_Objective_:
Write out the records that appear below, verbatim and complete, but without pictures.

_Data extract_:
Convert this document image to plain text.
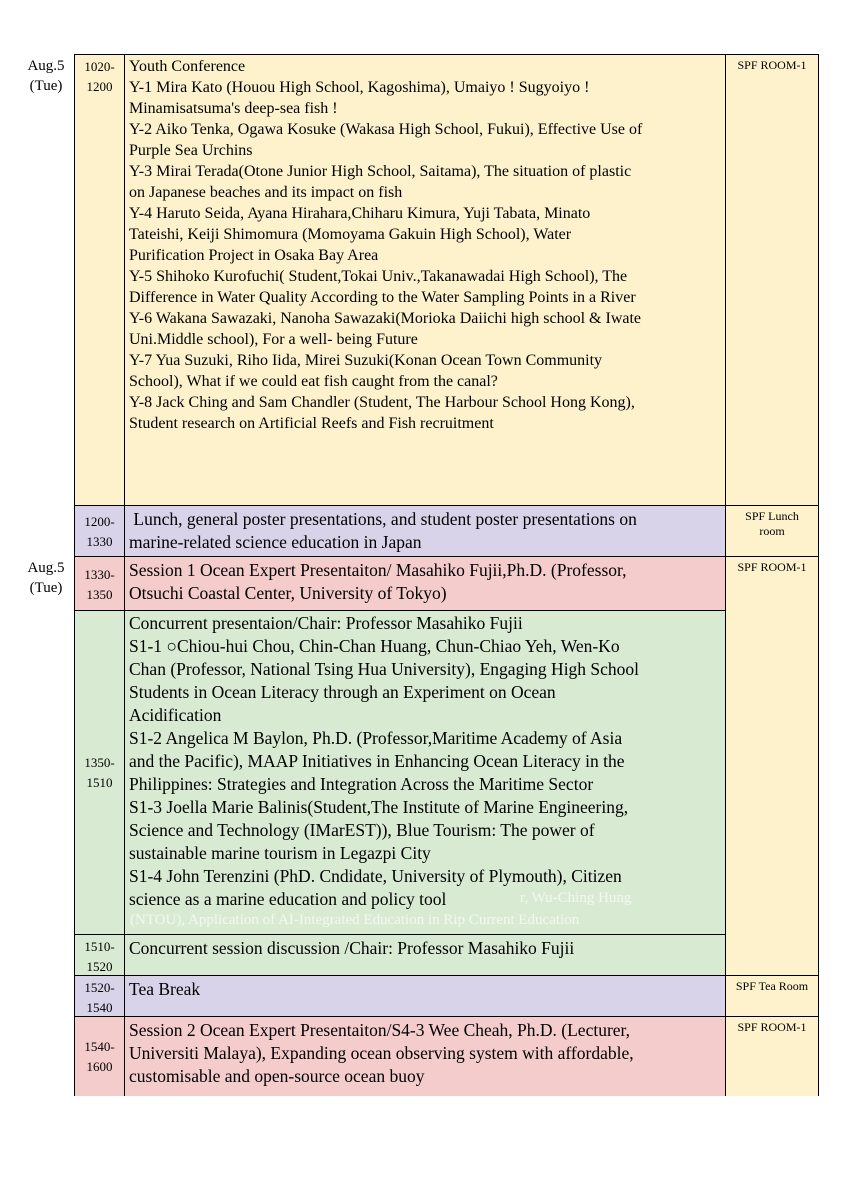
Aug.5
(Tue)
1020-
1200
Youth Conference
Y-1 Mira Kato (Houou High School, Kagoshima), Umaiyo ! Sugyoiyo !
Minamisatsuma's deep-sea fish !
Y-2 Aiko Tenka, Ogawa Kosuke (Wakasa High School, Fukui), Effective Use of
Purple Sea Urchins
Y-3 Mirai Terada(Otone Junior High School, Saitama), The situation of plastic
on Japanese beaches and its impact on fish
Y-4 Haruto Seida, Ayana Hirahara,Chiharu Kimura, Yuji Tabata, Minato
Tateishi, Keiji Shimomura (Momoyama Gakuin High School), Water
Purification Project in Osaka Bay Area
Y-5 Shihoko Kurofuchi( Student,Tokai Univ.,Takanawadai High School), The
Difference in Water Quality According to the Water Sampling Points in a River
Y-6 Wakana Sawazaki, Nanoha Sawazaki(Morioka Daiichi high school & Iwate
Uni.Middle school), For a well- being Future
Y-7 Yua Suzuki, Riho Iida, Mirei Suzuki(Konan Ocean Town Community
School), What if we could eat fish caught from the canal?
Y-8 Jack Ching and Sam Chandler (Student, The Harbour School Hong Kong),
Student research on Artificial Reefs and Fish recruitment
SPF ROOM-1
1200-
1330
Lunch, general poster presentations, and student poster presentations on
marine-related science education in Japan
SPF Lunch
room
Aug.5
(Tue)
1330-
1350
Session 1 Ocean Expert Presentaiton/ Masahiko Fujii,Ph.D. (Professor,
Otsuchi Coastal Center, University of Tokyo)
1350-
1510
Concurrent presentaion/Chair: Professor Masahiko Fujii
S1-1 ○Chiou-hui Chou, Chin-Chan Huang, Chun-Chiao Yeh, Wen-Ko
Chan (Professor, National Tsing Hua University), Engaging High School
Students in Ocean Literacy through an Experiment on Ocean
Acidification
S1-2 Angelica M Baylon, Ph.D. (Professor,Maritime Academy of Asia
and the Pacific), MAAP Initiatives in Enhancing Ocean Literacy in the
Philippines: Strategies and Integration Across the Maritime Sector
S1-3 Joella Marie Balinis(Student,The Institute of Marine Engineering,
Science and Technology (IMarEST)), Blue Tourism: The power of
sustainable marine tourism in Legazpi City
S1-4 John Terenzini (PhD. Cndidate, University of Plymouth), Citizen
science as a marine education and policy tool	r, Wu-Ching Hung
(NTOU), Application of AI-Integrated Education in Rip Current Education
1510-
1520
Concurrent session discussion /Chair: Professor Masahiko Fujii
SPF ROOM-1
1520-
1540
Tea Break	SPF Tea Room
1540-
1600
Session 2 Ocean Expert Presentaiton/S4-3 Wee Cheah, Ph.D. (Lecturer,
Universiti Malaya), Expanding ocean observing system with affordable,
customisable and open-source ocean buoy
SPF ROOM-1
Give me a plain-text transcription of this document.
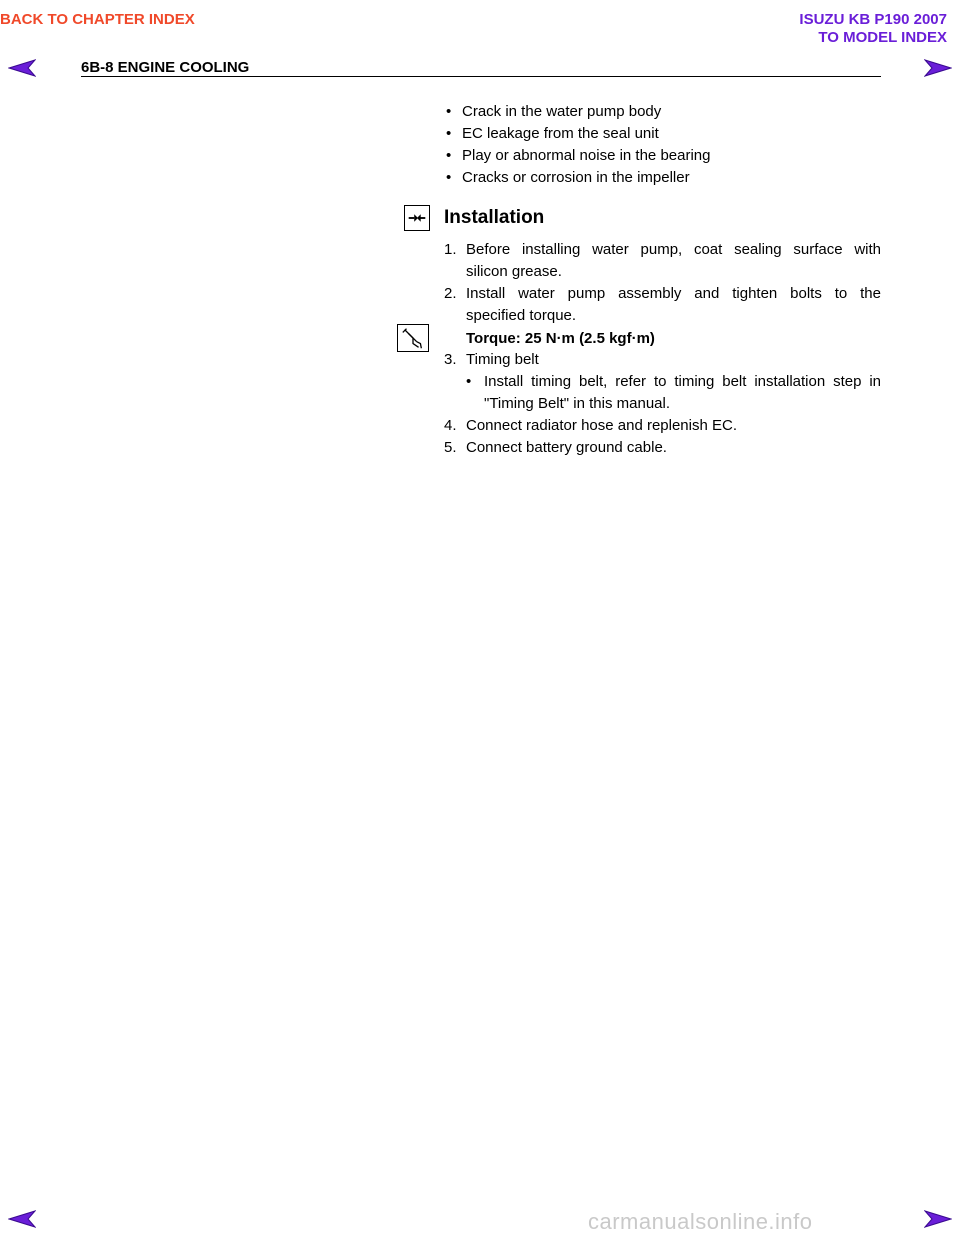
BACK TO CHAPTER INDEX	ISUZU KB P190 2007
TO MODEL INDEX
6B-8 ENGINE COOLING
• Crack in the water pump body
• EC leakage from the seal unit
• Play or abnormal noise in the bearing
• Cracks or corrosion in the impeller
Installation
1. Before installing water pump, coat sealing surface with
silicon grease.
2. Install water pump assembly and tighten bolts to the
specified torque.
Torque: 25 N·m (2.5 kgf·m)
3. Timing belt
• Install timing belt, refer to timing belt installation step in
"Timing Belt" in this manual.
4. Connect radiator hose and replenish EC.
5. Connect battery ground cable.
carmanualsonline.info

_Written reply_:
Convert this document image to plain text.
Aug.5
(Tue)
1020-
1200
Youth Conference
Y-1 Mira Kato (Houou High School, Kagoshima), Umaiyo ! Sugyoiyo !
Minamisatsuma's deep-sea fish !
Y-2 Aiko Tenka, Ogawa Kosuke (Wakasa High School, Fukui), Effective Use of
Purple Sea Urchins
Y-3 Mirai Terada(Otone Junior High School, Saitama), The situation of plastic
on Japanese beaches and its impact on fish
Y-4 Haruto Seida, Ayana Hirahara,Chiharu Kimura, Yuji Tabata, Minato
Tateishi, Keiji Shimomura (Momoyama Gakuin High School), Water
Purification Project in Osaka Bay Area
Y-5 Shihoko Kurofuchi( Student,Tokai Univ.,Takanawadai High School), The
Difference in Water Quality According to the Water Sampling Points in a River
Y-6 Wakana Sawazaki, Nanoha Sawazaki(Morioka Daiichi high school & Iwate
Uni.Middle school), For a well- being Future
Y-7 Yua Suzuki, Riho Iida, Mirei Suzuki(Konan Ocean Town Community
School), What if we could eat fish caught from the canal?
Y-8 Jack Ching and Sam Chandler (Student, The Harbour School Hong Kong),
Student research on Artificial Reefs and Fish recruitment
SPF ROOM-1
1200-
1330
Lunch, general poster presentations, and student poster presentations on
marine-related science education in Japan
SPF Lunch
room
Aug.5
(Tue)
1330-
1350
Session 1 Ocean Expert Presentaiton/ Masahiko Fujii,Ph.D. (Professor,
Otsuchi Coastal Center, University of Tokyo)
1350-
1510
Concurrent presentaion/Chair: Professor Masahiko Fujii
S1-1 ○Chiou-hui Chou, Chin-Chan Huang, Chun-Chiao Yeh, Wen-Ko
Chan (Professor, National Tsing Hua University), Engaging High School
Students in Ocean Literacy through an Experiment on Ocean
Acidification
S1-2 Angelica M Baylon, Ph.D. (Professor,Maritime Academy of Asia
and the Pacific), MAAP Initiatives in Enhancing Ocean Literacy in the
Philippines: Strategies and Integration Across the Maritime Sector
S1-3 Joella Marie Balinis(Student,The Institute of Marine Engineering,
Science and Technology (IMarEST)), Blue Tourism: The power of
sustainable marine tourism in Legazpi City
S1-4 John Terenzini (PhD. Cndidate, University of Plymouth), Citizen
science as a marine education and policy tool	r, Wu-Ching Hung
(NTOU), Application of AI-Integrated Education in Rip Current Education
1510-
1520
Concurrent session discussion /Chair: Professor Masahiko Fujii
SPF ROOM-1
1520-
1540
Tea Break	SPF Tea Room
1540-
1600
Session 2 Ocean Expert Presentaiton/S4-3 Wee Cheah, Ph.D. (Lecturer,
Universiti Malaya), Expanding ocean observing system with affordable,
customisable and open-source ocean buoy
SPF ROOM-1
Give me a plain-text transcription of this document.
BACK TO CHAPTER INDEX	ISUZU KB P190 2007
TO MODEL INDEX
6B-8 ENGINE COOLING
• Crack in the water pump body
• EC leakage from the seal unit
• Play or abnormal noise in the bearing
• Cracks or corrosion in the impeller
Installation
1. Before installing water pump, coat sealing surface with
silicon grease.
2. Install water pump assembly and tighten bolts to the
specified torque.
Torque: 25 N·m (2.5 kgf·m)
3. Timing belt
• Install timing belt, refer to timing belt installation step in
"Timing Belt" in this manual.
4. Connect radiator hose and replenish EC.
5. Connect battery ground cable.
carmanualsonline.info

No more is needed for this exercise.